Items from a data source
# # # # # # #
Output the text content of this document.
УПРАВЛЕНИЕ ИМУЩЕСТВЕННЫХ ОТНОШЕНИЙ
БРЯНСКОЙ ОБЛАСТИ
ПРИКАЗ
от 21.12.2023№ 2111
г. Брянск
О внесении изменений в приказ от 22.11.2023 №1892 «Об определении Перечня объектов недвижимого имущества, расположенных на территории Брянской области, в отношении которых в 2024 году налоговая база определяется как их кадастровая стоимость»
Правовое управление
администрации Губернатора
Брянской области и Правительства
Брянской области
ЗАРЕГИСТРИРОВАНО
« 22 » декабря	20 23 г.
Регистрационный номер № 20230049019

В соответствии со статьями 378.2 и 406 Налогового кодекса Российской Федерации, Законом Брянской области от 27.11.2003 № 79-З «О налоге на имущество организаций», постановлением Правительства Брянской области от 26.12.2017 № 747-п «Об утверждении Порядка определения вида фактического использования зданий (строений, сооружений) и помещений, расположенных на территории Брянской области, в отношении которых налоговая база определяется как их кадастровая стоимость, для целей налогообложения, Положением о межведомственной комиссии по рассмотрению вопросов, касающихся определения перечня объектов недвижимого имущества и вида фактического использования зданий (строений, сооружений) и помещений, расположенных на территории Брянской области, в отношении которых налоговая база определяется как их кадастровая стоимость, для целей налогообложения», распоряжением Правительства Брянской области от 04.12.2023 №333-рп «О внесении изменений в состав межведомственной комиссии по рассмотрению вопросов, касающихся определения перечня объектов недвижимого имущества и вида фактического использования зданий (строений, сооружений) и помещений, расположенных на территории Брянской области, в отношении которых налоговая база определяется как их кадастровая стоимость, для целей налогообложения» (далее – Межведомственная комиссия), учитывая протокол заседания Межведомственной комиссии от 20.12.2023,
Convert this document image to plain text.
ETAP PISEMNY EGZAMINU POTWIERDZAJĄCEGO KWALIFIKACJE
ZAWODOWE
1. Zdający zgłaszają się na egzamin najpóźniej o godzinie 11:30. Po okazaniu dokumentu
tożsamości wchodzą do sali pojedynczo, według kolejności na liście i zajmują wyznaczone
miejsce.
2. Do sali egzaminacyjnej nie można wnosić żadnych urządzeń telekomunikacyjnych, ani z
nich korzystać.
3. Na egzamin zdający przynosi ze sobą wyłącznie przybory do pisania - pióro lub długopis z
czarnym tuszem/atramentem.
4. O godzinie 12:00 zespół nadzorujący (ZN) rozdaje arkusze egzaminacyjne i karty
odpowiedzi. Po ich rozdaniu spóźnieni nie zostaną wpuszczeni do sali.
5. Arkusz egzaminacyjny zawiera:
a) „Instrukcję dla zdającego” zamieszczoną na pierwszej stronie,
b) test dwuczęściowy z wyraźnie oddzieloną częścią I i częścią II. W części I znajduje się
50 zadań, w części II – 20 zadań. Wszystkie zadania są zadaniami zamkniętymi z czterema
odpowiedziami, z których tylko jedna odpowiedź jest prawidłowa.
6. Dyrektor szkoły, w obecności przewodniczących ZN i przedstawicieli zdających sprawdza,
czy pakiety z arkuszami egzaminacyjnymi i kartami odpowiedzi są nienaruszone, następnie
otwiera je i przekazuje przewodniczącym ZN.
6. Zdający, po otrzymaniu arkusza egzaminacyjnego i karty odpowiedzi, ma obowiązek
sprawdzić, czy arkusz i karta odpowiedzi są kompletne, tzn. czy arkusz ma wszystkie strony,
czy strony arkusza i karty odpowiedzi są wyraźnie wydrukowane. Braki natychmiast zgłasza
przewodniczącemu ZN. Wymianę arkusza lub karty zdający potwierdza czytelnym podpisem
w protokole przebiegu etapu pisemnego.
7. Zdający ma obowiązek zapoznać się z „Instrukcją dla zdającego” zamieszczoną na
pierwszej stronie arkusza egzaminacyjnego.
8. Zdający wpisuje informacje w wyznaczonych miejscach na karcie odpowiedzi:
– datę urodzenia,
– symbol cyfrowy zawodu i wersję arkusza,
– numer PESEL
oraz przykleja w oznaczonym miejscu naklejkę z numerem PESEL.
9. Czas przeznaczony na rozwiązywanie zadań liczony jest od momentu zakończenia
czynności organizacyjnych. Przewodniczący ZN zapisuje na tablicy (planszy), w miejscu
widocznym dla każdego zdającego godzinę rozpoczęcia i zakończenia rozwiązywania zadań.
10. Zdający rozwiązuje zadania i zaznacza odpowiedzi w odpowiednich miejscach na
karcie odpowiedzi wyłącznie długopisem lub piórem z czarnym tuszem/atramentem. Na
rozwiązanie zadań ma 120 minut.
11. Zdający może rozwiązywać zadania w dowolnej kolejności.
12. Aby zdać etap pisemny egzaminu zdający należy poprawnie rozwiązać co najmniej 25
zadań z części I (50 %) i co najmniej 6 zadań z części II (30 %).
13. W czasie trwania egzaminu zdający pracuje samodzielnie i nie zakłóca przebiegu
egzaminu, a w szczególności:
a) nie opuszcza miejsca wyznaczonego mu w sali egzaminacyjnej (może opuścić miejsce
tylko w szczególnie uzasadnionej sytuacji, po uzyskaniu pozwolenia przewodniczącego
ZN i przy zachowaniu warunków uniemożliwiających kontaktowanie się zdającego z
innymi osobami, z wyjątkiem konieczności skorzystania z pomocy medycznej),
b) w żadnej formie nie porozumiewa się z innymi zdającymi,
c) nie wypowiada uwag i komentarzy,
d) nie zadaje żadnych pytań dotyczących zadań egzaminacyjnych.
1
# # # # # # #
_Written exercise_. Quote each line of the data above exactly as written.

_Solution_.
Output the text content of this document.
УПРАВЛЕНИЕ ИМУЩЕСТВЕННЫХ ОТНОШЕНИЙ
БРЯНСКОЙ ОБЛАСТИ
ПРИКАЗ
от 21.12.2023№ 2111
г. Брянск
О внесении изменений в приказ от 22.11.2023 №1892 «Об определении Перечня объектов недвижимого имущества, расположенных на территории Брянской области, в отношении которых в 2024 году налоговая база определяется как их кадастровая стоимость»
Правовое управление
администрации Губернатора
Брянской области и Правительства
Брянской области
ЗАРЕГИСТРИРОВАНО
« 22 » декабря	20 23 г.
Регистрационный номер № 20230049019

В соответствии со статьями 378.2 и 406 Налогового кодекса Российской Федерации, Законом Брянской области от 27.11.2003 № 79-З «О налоге на имущество организаций», постановлением Правительства Брянской области от 26.12.2017 № 747-п «Об утверждении Порядка определения вида фактического использования зданий (строений, сооружений) и помещений, расположенных на территории Брянской области, в отношении которых налоговая база определяется как их кадастровая стоимость, для целей налогообложения, Положением о межведомственной комиссии по рассмотрению вопросов, касающихся определения перечня объектов недвижимого имущества и вида фактического использования зданий (строений, сооружений) и помещений, расположенных на территории Брянской области, в отношении которых налоговая база определяется как их кадастровая стоимость, для целей налогообложения», распоряжением Правительства Брянской области от 04.12.2023 №333-рп «О внесении изменений в состав межведомственной комиссии по рассмотрению вопросов, касающихся определения перечня объектов недвижимого имущества и вида фактического использования зданий (строений, сооружений) и помещений, расположенных на территории Брянской области, в отношении которых налоговая база определяется как их кадастровая стоимость, для целей налогообложения» (далее – Межведомственная комиссия), учитывая протокол заседания Межведомственной комиссии от 20.12.2023,
Convert this document image to plain text.
ETAP PISEMNY EGZAMINU POTWIERDZAJĄCEGO KWALIFIKACJE
ZAWODOWE
1. Zdający zgłaszają się na egzamin najpóźniej o godzinie 11:30. Po okazaniu dokumentu
tożsamości wchodzą do sali pojedynczo, według kolejności na liście i zajmują wyznaczone
miejsce.
2. Do sali egzaminacyjnej nie można wnosić żadnych urządzeń telekomunikacyjnych, ani z
nich korzystać.
3. Na egzamin zdający przynosi ze sobą wyłącznie przybory do pisania - pióro lub długopis z
czarnym tuszem/atramentem.
4. O godzinie 12:00 zespół nadzorujący (ZN) rozdaje arkusze egzaminacyjne i karty
odpowiedzi. Po ich rozdaniu spóźnieni nie zostaną wpuszczeni do sali.
5. Arkusz egzaminacyjny zawiera:
a) „Instrukcję dla zdającego” zamieszczoną na pierwszej stronie,
b) test dwuczęściowy z wyraźnie oddzieloną częścią I i częścią II. W części I znajduje się
50 zadań, w części II – 20 zadań. Wszystkie zadania są zadaniami zamkniętymi z czterema
odpowiedziami, z których tylko jedna odpowiedź jest prawidłowa.
6. Dyrektor szkoły, w obecności przewodniczących ZN i przedstawicieli zdających sprawdza,
czy pakiety z arkuszami egzaminacyjnymi i kartami odpowiedzi są nienaruszone, następnie
otwiera je i przekazuje przewodniczącym ZN.
6. Zdający, po otrzymaniu arkusza egzaminacyjnego i karty odpowiedzi, ma obowiązek
sprawdzić, czy arkusz i karta odpowiedzi są kompletne, tzn. czy arkusz ma wszystkie strony,
czy strony arkusza i karty odpowiedzi są wyraźnie wydrukowane. Braki natychmiast zgłasza
przewodniczącemu ZN. Wymianę arkusza lub karty zdający potwierdza czytelnym podpisem
w protokole przebiegu etapu pisemnego.
7. Zdający ma obowiązek zapoznać się z „Instrukcją dla zdającego” zamieszczoną na
pierwszej stronie arkusza egzaminacyjnego.
8. Zdający wpisuje informacje w wyznaczonych miejscach na karcie odpowiedzi:
– datę urodzenia,
– symbol cyfrowy zawodu i wersję arkusza,
– numer PESEL
oraz przykleja w oznaczonym miejscu naklejkę z numerem PESEL.
9. Czas przeznaczony na rozwiązywanie zadań liczony jest od momentu zakończenia
czynności organizacyjnych. Przewodniczący ZN zapisuje na tablicy (planszy), w miejscu
widocznym dla każdego zdającego godzinę rozpoczęcia i zakończenia rozwiązywania zadań.
10. Zdający rozwiązuje zadania i zaznacza odpowiedzi w odpowiednich miejscach na
karcie odpowiedzi wyłącznie długopisem lub piórem z czarnym tuszem/atramentem. Na
rozwiązanie zadań ma 120 minut.
11. Zdający może rozwiązywać zadania w dowolnej kolejności.
12. Aby zdać etap pisemny egzaminu zdający należy poprawnie rozwiązać co najmniej 25
zadań z części I (50 %) i co najmniej 6 zadań z części II (30 %).
13. W czasie trwania egzaminu zdający pracuje samodzielnie i nie zakłóca przebiegu
egzaminu, a w szczególności:
a) nie opuszcza miejsca wyznaczonego mu w sali egzaminacyjnej (może opuścić miejsce
tylko w szczególnie uzasadnionej sytuacji, po uzyskaniu pozwolenia przewodniczącego
ZN i przy zachowaniu warunków uniemożliwiających kontaktowanie się zdającego z
innymi osobami, z wyjątkiem konieczności skorzystania z pomocy medycznej),
b) w żadnej formie nie porozumiewa się z innymi zdającymi,
c) nie wypowiada uwag i komentarzy,
d) nie zadaje żadnych pytań dotyczących zadań egzaminacyjnych.
1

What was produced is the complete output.